Gather all lines with the word "einer" in them.

(Dataset items)
:::

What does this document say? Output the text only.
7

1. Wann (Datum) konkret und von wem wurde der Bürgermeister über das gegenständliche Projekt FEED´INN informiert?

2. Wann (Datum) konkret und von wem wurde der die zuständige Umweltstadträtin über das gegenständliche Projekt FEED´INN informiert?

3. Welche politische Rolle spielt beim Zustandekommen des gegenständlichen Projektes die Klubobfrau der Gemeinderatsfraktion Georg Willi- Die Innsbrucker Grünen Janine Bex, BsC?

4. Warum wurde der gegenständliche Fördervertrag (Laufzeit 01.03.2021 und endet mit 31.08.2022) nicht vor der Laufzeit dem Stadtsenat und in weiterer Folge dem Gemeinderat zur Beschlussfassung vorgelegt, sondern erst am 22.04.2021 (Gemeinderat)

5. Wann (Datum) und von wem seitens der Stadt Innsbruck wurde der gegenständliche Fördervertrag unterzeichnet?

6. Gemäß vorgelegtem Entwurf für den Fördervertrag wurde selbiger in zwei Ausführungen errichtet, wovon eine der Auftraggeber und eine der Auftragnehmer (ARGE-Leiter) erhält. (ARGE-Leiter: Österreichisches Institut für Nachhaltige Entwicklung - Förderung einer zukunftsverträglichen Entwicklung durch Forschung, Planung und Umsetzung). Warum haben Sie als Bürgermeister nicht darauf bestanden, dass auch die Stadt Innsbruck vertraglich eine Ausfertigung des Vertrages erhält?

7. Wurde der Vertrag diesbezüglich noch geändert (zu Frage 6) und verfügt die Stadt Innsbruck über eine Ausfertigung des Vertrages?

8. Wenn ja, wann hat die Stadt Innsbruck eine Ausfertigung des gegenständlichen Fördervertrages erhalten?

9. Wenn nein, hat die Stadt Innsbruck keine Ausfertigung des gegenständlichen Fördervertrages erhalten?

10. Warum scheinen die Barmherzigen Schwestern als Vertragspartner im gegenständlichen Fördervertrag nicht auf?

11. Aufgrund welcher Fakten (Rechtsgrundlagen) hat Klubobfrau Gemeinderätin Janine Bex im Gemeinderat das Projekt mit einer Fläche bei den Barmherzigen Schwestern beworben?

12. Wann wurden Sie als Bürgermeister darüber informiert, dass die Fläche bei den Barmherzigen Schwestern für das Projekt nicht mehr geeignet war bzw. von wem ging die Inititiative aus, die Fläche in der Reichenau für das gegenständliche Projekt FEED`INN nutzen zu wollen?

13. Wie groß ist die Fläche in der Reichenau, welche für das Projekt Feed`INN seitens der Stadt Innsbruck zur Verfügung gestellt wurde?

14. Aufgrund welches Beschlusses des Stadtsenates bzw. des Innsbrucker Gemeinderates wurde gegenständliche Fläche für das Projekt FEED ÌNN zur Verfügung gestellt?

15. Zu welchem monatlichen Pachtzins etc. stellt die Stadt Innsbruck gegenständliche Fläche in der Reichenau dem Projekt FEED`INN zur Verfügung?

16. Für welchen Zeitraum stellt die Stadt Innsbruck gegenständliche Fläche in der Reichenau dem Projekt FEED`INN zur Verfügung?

:::

■ FINISHED EXERCISE:
6. Gemäß vorgelegtem Entwurf für den Fördervertrag wurde selbiger in zwei Ausführungen errichtet, wovon eine der Auftraggeber und eine der Auftragnehmer (ARGE-Leiter) erhält. (ARGE-Leiter: Österreichisches Institut für Nachhaltige Entwicklung - Förderung einer zukunftsverträglichen Entwicklung durch Forschung, Planung und Umsetzung). Warum haben Sie als Bürgermeister nicht darauf bestanden, dass auch die Stadt Innsbruck vertraglich eine Ausfertigung des Vertrages erhält?
11. Aufgrund welcher Fakten (Rechtsgrundlagen) hat Klubobfrau Gemeinderätin Janine Bex im Gemeinderat das Projekt mit einer Fläche bei den Barmherzigen Schwestern beworben?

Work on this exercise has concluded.